> [What you will do]
a) Reproduce the comments on Obama's speech word for word, from "The views of" to "weapons infested world.".
b) In the comments on Obama's speech, what does the U.S. say it would not support?

> [Text for analysis]

    Sorry, but I view the foregoing, and much of the speech as a rather Orwellian recitation of “War = Peace,” which departs notably from the tone and content of Obama’s previous unprecedented opening to the world’s Muslim population, and which completely whitewashes the U.S. historical legacy of global military interventionism and being the main arms supplier to dictatorships around the world (all artfully eluded in his statement “America has never fought a war against a democracy, and our closest friends are governments that protect the rights of their citizens”) that enforce the dread conditions conducive to a particularly American (and Western European)sense of entitlement to the cheap consumer goods that until the recent downturn constituted the obvious correlates of “freedom and prosperity.”

    Unfortunately, I see Obama’s speech as little more than a clear announcement of this Administration’s dedication to the bipartisan commitment to the “Long War on Terror,” for which the hundreds of billions of dollars of resources needed to mitigate/adapt to climate change, etc., etc, will likely be squandered. Obama’s statement that “NATO continues to be indispensable,” similarly bolsters a military alliance structure that remains provocative to Russia and hence diminishes the chance for disarmament towards abolition, is primed for further interventions to secure fossil fuels in the Mideast and Caspian, and which remains a significant contributor through small arms sales to dictatorships and insurgents that provoke untold human rights abuses and general misery throughout the world.

    If we’re looking for real change on issues of WMD or related issues, it will have to be much more than promised in this speech. Just yesterday, the U.S. announced that, contrary to some expectations, that it would not support strengthening the inspection and verification protocols of the Biological Weapons Convention—a six year effort that was upended by the Bush administration in July 2001 in deference to U.S. pharmaceutical company proprietary rights and U.S. ambiguous “biodefense” programs that have been in likely violation of the BWC by permitting the development of novel agents and bioengineered organisms evocative of an offensive program that continues to ignite a biological arms race. This is another worrisome sign that real global security is being once again redefined by the U.S. as “our national interest”—with important consequences when anticipating “deals” such as keeping a viable U.S. nuclear establishment going (“Stockpile Stewardship”) for the sake of a CTBT that in such a context will do little to curb further horizontal proliferation in the name of other national “interests.”

    I guess I could say that this speech was a disappointment, but in the wake of Obama’s decision to spend our remaining blood and treasure in
    Af-Pak, not really a surprise. Bob.

  4. Ime John permalink
    December 10, 2009 1:07 pm

    The views of Dr. Helfand are well appreciated and I thank him for representing us at this year’s Nobel peace prize award ceremony in Oslo. I would prefer to qualify President Obama’s speech as ‘near disappointment’. The urgent issues of nuclear abolition and a concise way forward was obviously missing. Just as Ira stated, perhaps, President Obama would offer the much needed direction at another occasion. Watching Mr Obama’s oratory and sentiments of a justified war in Iraq and Afghanistan struck the nerves of our conscience in opposition. Simply, put an irony of peace. Historical rhetoric of war & national security cannot and would not sink well with many objective minds. War would NEVER be the panacea for peace, neither will we distinguish Physicians prescribe troops surge and violence for the management for an already weapons infested world.

> [Records shown]
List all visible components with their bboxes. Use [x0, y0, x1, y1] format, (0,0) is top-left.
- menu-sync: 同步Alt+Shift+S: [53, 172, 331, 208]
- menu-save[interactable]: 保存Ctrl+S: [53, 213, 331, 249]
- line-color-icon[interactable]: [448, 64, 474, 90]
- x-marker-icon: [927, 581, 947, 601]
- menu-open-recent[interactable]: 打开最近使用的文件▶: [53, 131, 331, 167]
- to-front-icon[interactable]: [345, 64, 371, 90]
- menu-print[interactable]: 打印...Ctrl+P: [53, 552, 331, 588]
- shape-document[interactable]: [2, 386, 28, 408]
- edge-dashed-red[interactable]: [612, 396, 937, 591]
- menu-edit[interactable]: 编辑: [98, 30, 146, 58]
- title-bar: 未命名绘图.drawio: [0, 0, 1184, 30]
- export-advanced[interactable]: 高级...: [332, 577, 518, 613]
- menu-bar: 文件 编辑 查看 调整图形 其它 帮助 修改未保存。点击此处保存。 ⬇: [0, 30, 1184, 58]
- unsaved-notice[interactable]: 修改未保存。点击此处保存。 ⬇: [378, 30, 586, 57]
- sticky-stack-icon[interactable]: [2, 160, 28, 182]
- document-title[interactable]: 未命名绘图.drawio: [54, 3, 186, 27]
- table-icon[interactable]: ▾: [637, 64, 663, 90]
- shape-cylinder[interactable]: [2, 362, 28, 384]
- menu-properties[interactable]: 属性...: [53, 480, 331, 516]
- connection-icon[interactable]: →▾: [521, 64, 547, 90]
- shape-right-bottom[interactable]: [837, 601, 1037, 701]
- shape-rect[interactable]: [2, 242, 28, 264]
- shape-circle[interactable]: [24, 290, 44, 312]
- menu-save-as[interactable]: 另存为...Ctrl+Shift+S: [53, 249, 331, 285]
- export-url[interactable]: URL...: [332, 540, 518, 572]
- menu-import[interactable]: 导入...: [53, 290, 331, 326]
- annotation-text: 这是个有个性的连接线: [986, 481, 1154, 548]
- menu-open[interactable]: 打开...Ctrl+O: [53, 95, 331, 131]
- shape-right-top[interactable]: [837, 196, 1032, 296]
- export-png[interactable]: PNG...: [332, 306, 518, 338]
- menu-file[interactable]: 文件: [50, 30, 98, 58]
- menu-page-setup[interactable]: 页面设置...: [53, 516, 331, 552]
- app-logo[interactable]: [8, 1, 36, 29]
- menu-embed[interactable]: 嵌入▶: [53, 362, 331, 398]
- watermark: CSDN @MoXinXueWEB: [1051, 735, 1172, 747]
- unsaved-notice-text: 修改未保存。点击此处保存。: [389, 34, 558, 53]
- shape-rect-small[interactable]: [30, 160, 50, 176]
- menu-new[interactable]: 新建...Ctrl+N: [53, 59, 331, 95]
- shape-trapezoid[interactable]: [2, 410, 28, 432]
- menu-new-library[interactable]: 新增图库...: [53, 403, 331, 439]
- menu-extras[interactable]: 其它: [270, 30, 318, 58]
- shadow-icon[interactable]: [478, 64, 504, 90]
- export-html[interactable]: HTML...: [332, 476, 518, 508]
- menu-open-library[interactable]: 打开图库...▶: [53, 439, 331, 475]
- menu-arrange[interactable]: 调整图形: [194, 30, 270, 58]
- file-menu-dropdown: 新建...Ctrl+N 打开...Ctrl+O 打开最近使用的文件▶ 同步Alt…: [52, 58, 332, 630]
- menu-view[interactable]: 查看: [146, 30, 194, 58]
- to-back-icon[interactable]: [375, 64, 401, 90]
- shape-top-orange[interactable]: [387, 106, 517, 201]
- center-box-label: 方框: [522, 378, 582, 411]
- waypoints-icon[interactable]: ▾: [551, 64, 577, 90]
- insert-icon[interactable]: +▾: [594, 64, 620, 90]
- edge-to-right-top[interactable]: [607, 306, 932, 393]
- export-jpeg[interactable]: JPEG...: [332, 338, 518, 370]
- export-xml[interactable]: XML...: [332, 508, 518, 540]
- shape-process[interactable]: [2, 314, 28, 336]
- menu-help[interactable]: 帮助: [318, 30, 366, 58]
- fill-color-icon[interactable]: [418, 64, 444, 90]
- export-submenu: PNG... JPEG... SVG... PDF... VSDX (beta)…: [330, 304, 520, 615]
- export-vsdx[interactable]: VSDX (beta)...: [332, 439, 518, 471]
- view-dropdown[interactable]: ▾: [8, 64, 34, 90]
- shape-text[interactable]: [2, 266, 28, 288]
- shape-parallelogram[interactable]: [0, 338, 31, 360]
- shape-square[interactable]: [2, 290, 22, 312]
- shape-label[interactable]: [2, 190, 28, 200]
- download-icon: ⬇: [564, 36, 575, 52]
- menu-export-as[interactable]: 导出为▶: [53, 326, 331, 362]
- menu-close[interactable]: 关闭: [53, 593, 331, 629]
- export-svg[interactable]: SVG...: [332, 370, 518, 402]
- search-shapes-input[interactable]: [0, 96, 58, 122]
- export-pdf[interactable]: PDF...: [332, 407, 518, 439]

> [Responses for each task]
a)
The views of Dr. Helfand are well appreciated and I thank him for representing us at this year’s Nobel peace prize award ceremony in Oslo. I would prefer to qualify President Obama’s speech as ‘near disappointment’. The urgent issues of nuclear abolition and a concise way forward was obviously missing. Just as Ira stated, perhaps, President Obama would offer the much needed direction at another occasion. Watching Mr Obama’s oratory and sentiments of a justified war in Iraq and Afghanistan struck the nerves of our conscience in opposition. Simply, put an irony of peace. Historical rhetoric of war & national security cannot and would not sink well with many objective minds. War would NEVER be the panacea for peace, neither will we distinguish Physicians prescribe troops surge and violence for the management for an already weapons infested world.

b) Strengthening the inspection and verification protocols of the Biological Weapons Convention.